#### Supplied information ####

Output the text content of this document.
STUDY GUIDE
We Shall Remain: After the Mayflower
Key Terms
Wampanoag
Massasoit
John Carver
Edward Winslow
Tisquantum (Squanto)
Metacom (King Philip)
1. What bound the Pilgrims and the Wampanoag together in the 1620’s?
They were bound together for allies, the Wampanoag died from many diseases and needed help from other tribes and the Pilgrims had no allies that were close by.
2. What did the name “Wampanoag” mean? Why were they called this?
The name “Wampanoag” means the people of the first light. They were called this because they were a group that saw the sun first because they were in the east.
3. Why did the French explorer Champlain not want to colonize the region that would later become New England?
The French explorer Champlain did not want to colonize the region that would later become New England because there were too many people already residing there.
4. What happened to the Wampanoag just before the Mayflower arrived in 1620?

####

**Required work**
Write the listing out again, exactly as shown above.

**Complete response**
Output the text content of this document.
STUDY GUIDE
We Shall Remain: After the Mayflower
Key Terms
Wampanoag
Massasoit
John Carver
Edward Winslow
Tisquantum (Squanto)
Metacom (King Philip)
1. What bound the Pilgrims and the Wampanoag together in the 1620’s?
They were bound together for allies, the Wampanoag died from many diseases and needed help from other tribes and the Pilgrims had no allies that were close by.
2. What did the name “Wampanoag” mean? Why were they called this?
The name “Wampanoag” means the people of the first light. They were called this because they were a group that saw the sun first because they were in the east.
3. Why did the French explorer Champlain not want to colonize the region that would later become New England?
The French explorer Champlain did not want to colonize the region that would later become New England because there were too many people already residing there.
4. What happened to the Wampanoag just before the Mayflower arrived in 1620?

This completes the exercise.